2.3 定量分析前處理

取出100 μL孵育液，加入90 μL乙腈和10 μL脫水穿心蓮內酯內標溶液，渦旋1 min，13 000 r·min-1離心5 min，取上清液進UHPLC-MS/MS做定量分析。

2.4 定量分析方法學考察

取空白微粒體，製備係列濃度標準曲線樣品，使孵育體係中17-氫-9-去氫穿心蓮內酯在孵育體係中的質量濃度分別為0.005，0.01，0.05，0.1，0.5，1.0，1.25 mg·L-1（NADPH溶液用磷酸鉀緩衝液替代），按2.3項下方法處理，考察線性關係。相同方法製備使DHA在孵育體係中的有效質量濃度分別為0.01，0.5，1.0 mg·L-1的低、中、高濃度的質控樣品，考察日內、日間精密度和回收率，每個濃度水平均重複6次。

--- 练习任务 ---
1) 把定量分析文段中的这句话译成英文：“取出100 μL孵育液，加入90 μL乙腈和10 μL脫水穿心蓮內酯內標溶液，渦旋1 min，13 000 r·min-1離心5 min，取上清液進UHPLC-MS/MS做定量分析。”
2) 接着关于定量分析方法学考察的文段，从其最后一句之后续写下去。
下列条目来自另一来源。

--- 分析数据 ---
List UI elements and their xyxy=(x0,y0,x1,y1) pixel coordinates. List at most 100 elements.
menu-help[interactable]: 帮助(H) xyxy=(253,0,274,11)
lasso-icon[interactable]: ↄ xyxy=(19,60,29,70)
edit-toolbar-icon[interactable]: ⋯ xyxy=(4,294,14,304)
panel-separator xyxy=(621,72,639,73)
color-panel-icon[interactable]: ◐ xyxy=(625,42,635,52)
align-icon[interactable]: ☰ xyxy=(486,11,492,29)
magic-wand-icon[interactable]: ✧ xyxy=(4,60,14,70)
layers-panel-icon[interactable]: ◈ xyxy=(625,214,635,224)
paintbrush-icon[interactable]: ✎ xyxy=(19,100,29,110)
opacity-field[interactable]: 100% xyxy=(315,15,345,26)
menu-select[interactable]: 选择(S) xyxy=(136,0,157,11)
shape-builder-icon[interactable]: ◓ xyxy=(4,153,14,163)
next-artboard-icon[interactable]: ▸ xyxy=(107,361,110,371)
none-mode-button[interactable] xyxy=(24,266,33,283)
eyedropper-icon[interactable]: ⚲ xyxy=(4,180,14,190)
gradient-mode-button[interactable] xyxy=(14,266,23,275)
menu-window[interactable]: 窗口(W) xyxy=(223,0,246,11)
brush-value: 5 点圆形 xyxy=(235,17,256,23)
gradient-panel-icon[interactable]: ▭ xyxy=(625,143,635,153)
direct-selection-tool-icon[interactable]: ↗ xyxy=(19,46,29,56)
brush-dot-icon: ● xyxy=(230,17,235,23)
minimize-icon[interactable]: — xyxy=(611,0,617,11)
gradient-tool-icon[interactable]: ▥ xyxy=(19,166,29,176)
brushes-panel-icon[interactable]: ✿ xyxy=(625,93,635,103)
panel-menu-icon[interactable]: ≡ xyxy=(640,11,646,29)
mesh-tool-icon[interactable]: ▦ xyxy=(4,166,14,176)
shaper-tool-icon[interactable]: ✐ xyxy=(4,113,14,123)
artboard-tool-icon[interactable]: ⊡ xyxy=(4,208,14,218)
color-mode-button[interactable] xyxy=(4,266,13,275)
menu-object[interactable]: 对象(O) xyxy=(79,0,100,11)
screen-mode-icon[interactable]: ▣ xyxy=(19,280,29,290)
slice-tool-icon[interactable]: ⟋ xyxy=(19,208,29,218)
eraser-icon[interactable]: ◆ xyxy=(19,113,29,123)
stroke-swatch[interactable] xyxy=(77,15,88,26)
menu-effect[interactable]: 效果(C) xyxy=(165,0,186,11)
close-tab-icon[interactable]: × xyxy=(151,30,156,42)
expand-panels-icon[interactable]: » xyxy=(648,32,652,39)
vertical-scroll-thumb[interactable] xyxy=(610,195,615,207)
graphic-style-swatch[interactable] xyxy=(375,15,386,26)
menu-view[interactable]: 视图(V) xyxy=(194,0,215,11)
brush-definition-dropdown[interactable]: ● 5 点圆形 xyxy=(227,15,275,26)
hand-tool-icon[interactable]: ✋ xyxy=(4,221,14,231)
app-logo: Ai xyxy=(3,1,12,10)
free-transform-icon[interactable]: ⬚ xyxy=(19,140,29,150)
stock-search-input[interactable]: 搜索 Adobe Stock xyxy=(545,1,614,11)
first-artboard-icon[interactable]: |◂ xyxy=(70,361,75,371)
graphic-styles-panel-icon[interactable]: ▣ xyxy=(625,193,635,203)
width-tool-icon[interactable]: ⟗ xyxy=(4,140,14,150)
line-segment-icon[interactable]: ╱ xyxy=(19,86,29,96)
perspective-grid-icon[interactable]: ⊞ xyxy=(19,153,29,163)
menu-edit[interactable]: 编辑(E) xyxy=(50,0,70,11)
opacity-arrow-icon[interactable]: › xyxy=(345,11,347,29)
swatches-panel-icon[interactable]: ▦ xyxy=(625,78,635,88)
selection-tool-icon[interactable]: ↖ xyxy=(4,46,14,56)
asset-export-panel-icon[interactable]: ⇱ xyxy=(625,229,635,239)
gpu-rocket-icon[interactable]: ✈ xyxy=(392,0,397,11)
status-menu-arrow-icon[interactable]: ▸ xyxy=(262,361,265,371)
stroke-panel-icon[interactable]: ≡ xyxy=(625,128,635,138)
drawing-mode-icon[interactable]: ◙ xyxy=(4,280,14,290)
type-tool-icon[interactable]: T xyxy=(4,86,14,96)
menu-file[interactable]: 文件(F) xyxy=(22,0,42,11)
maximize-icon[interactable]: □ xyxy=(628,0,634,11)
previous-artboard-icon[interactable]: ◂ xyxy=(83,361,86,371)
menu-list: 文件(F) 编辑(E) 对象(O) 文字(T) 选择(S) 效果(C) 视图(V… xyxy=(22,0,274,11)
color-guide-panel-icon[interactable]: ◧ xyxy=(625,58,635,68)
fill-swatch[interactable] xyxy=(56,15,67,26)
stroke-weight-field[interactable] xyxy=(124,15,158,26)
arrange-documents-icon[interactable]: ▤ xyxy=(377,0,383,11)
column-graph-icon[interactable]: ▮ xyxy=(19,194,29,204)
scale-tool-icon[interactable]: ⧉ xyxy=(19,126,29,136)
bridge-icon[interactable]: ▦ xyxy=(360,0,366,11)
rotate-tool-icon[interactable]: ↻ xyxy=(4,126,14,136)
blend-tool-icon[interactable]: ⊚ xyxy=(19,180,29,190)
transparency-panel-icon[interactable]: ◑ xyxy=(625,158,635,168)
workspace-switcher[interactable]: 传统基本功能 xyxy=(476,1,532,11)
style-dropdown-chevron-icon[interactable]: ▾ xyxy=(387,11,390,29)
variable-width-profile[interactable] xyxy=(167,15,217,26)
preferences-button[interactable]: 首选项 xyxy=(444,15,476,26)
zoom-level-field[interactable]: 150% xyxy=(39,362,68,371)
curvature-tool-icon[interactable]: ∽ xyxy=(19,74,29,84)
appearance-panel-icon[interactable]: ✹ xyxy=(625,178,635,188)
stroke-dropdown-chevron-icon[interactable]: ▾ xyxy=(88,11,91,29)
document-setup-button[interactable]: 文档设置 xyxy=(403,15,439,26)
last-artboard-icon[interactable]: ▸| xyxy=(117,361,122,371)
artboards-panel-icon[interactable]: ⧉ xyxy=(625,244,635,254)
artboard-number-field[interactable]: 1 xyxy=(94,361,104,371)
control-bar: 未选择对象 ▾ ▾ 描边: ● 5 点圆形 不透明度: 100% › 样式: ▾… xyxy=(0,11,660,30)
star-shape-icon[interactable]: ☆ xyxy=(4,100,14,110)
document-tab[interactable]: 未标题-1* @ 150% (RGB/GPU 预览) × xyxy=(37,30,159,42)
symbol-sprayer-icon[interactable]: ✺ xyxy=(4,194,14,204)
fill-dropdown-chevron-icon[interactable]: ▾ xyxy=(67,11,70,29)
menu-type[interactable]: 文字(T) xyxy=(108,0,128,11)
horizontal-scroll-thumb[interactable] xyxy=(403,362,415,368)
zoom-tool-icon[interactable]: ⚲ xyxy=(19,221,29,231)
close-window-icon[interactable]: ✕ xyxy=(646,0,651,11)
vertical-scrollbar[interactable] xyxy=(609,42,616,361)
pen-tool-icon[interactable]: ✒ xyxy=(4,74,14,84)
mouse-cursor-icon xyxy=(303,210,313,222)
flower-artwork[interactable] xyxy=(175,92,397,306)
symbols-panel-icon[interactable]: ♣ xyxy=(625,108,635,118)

--- 参考答案 ---
1) Take 100 μL of the incubation solution, add 90 μL of acetonitrile and 10 μL of dehydroandrographolide internal standard solution, vortex for 1 min, centrifuge at 13 000 r·min-1 for 5 min, and take the supernatant for quantitative analysis by UHPLC-MS/MS.

2)
2.5 代謝速率分析

溫孵液所剩的17-氫-9-去氫穿心蓮內酯濃度通過標準曲線計算，反應0 min的濃度作為100%，其餘時間點剩餘濃度與0 min濃度相比得到17-氫-9-去氫穿心蓮內酯剩餘百分比，將各時間點的剩餘百分比的自然對數與相應的孵育時間作圖，經直線回歸求得斜率（k）。半衰期（t1/2，min）=0.693/k，肝微粒體中清除率（CL，mL·min-1·mg-1）=0.693/t1/2（min）×孵育液（mL）/肝微粒體（mg）[9]。

2.6 UHPLC-MS/MS定量分析條件

2.6.1 色譜條件 采用Phenomenex Luna-C18色譜柱（2.0 mm×150 mm，3 μm），以乙腈（A）-水（B）係統梯度洗脫0～10.5 min，33%A；10.5～12.5 min，33%～80%A；12.5～14.0 min，80%A；14.0～16.0 min，80%～33%A；16.0～18.0 min，33%A；流速400 μL·min-1；柱溫40 ℃；進樣量5 μL，紫外檢測波長254 nm。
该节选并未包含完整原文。